■ **PROBLEM STATEMENT**:
Tally the lines that hold the string "color", and reply with the count alone.

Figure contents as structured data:
--*--

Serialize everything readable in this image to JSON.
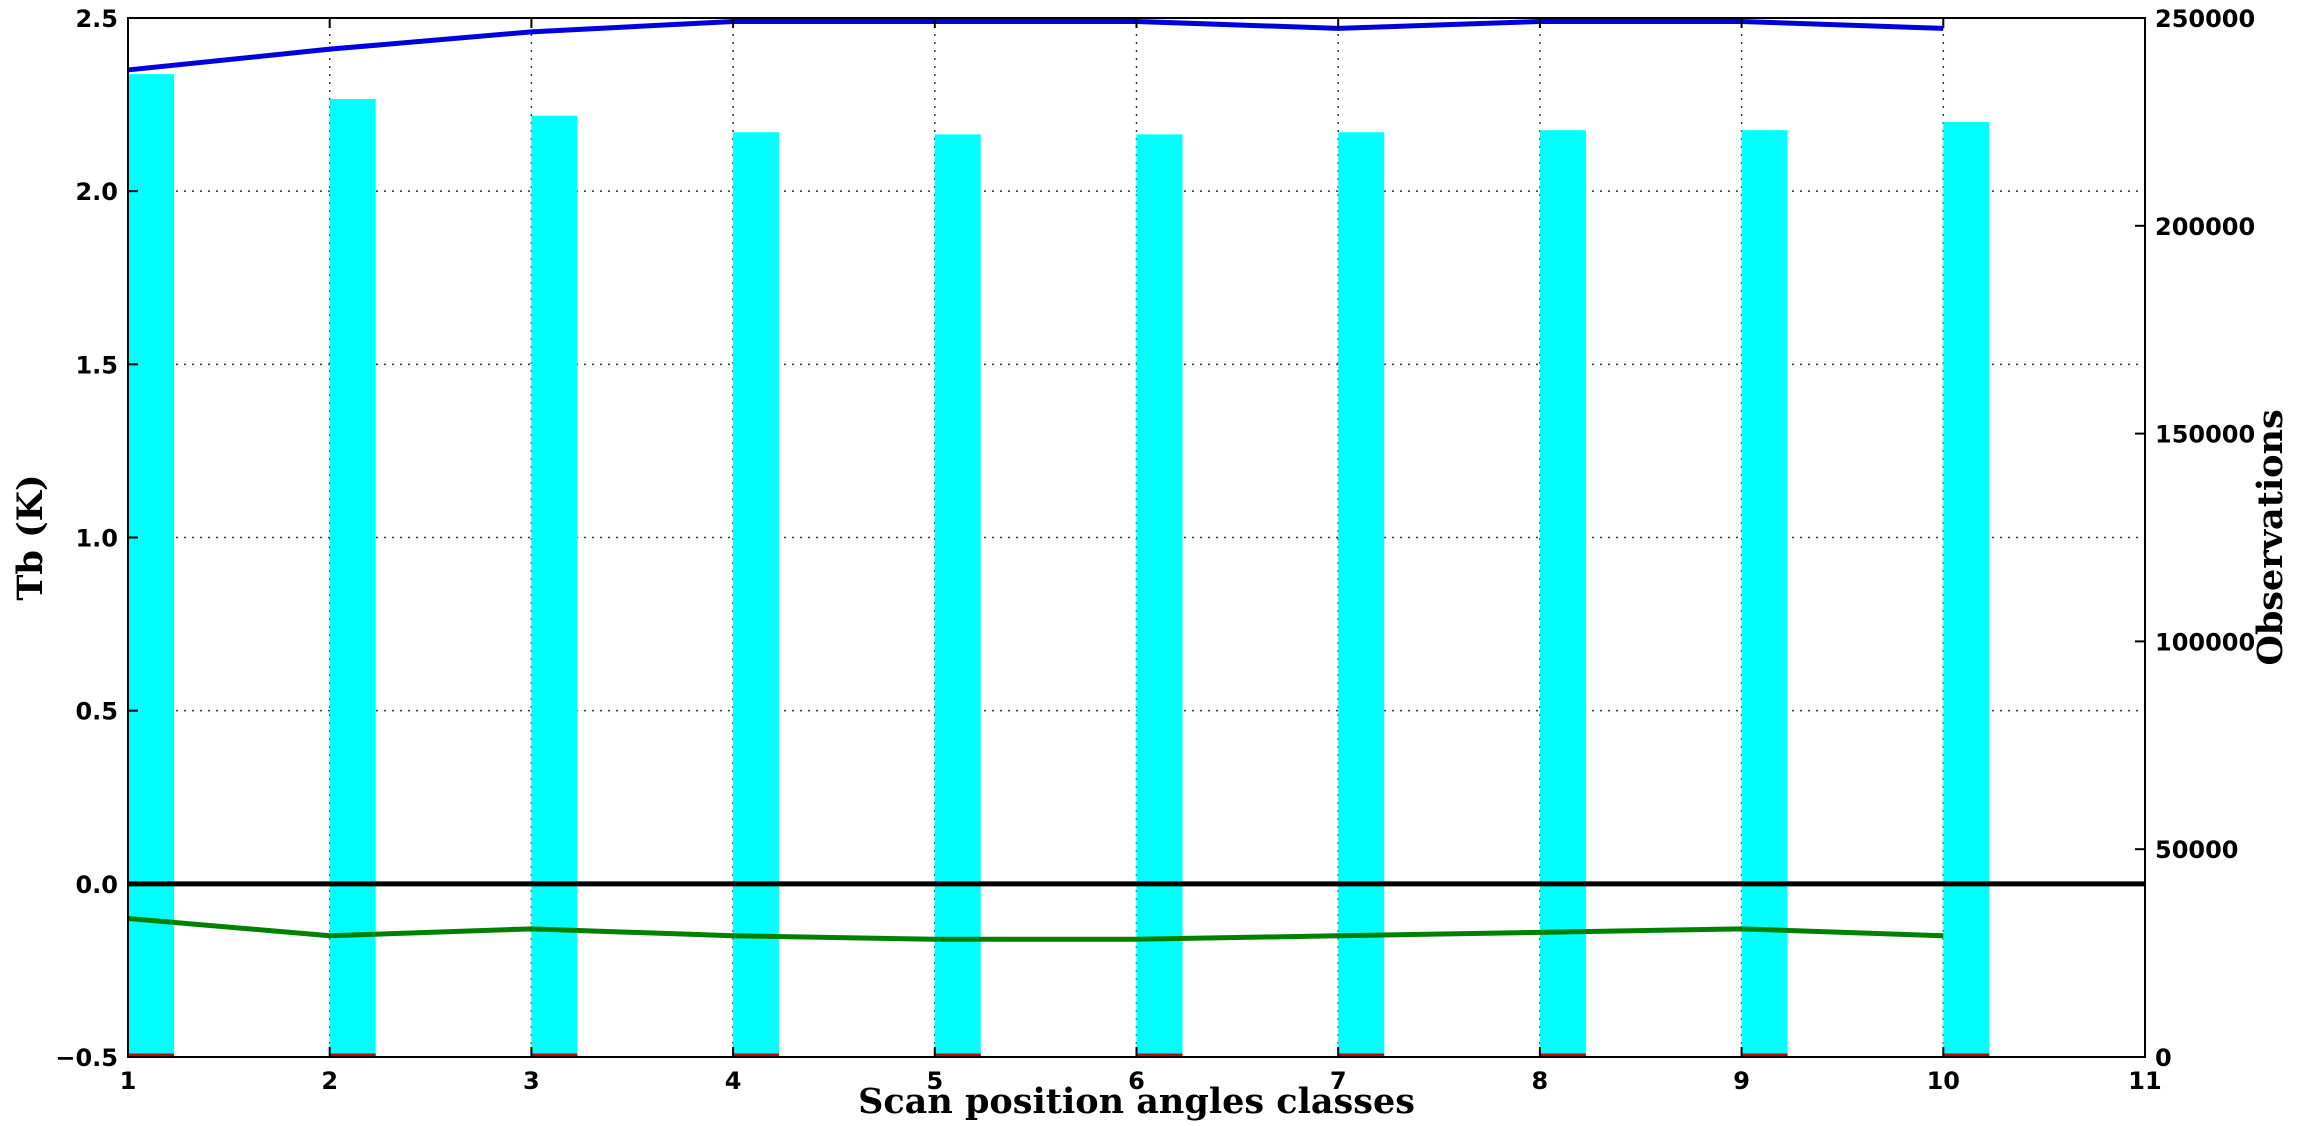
{
  "chart_data": {
    "type": "bar",
    "x": [
      1,
      2,
      3,
      4,
      5,
      6,
      7,
      8,
      9,
      10
    ],
    "xlabel": "Scan position angles classes",
    "ylabel": "Tb (K)",
    "y2label": "Observations",
    "xlim": [
      1,
      11
    ],
    "ylim": [
      -0.5,
      2.5
    ],
    "y2lim": [
      0,
      250000
    ],
    "xticks": [
      1,
      2,
      3,
      4,
      5,
      6,
      7,
      8,
      9,
      10,
      11
    ],
    "yticks": [
      -0.5,
      0.0,
      0.5,
      1.0,
      1.5,
      2.0,
      2.5
    ],
    "yticklabels": [
      "−0.5",
      "0.0",
      "0.5",
      "1.0",
      "1.5",
      "2.0",
      "2.5"
    ],
    "y2ticks": [
      0,
      50000,
      100000,
      150000,
      200000,
      250000
    ],
    "grid": true,
    "bars": {
      "axis": "y2",
      "color": "#00ffff",
      "values": [
        236500,
        230500,
        226500,
        222500,
        222000,
        222000,
        222500,
        223000,
        223000,
        225000
      ]
    },
    "small_bars": {
      "axis": "y",
      "color": "#cc0000",
      "values": [
        -0.49,
        -0.49,
        -0.49,
        -0.49,
        -0.49,
        -0.49,
        -0.49,
        -0.49,
        -0.49,
        -0.49
      ]
    },
    "series": [
      {
        "axis": "y",
        "color": "#0000dd",
        "values": [
          2.35,
          2.41,
          2.46,
          2.49,
          2.49,
          2.49,
          2.47,
          2.49,
          2.49,
          2.47
        ]
      },
      {
        "axis": "y",
        "color": "#008000",
        "values": [
          -0.1,
          -0.15,
          -0.13,
          -0.15,
          -0.16,
          -0.16,
          -0.15,
          -0.14,
          -0.13,
          -0.15
        ]
      },
      {
        "axis": "y",
        "color": "#000000",
        "values": [
          0,
          0,
          0,
          0,
          0,
          0,
          0,
          0,
          0,
          0
        ],
        "extend_to_xmax": true
      }
    ]
  }
}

--*--

■ **OUTPUT FOR THIS EXERCISE**:
5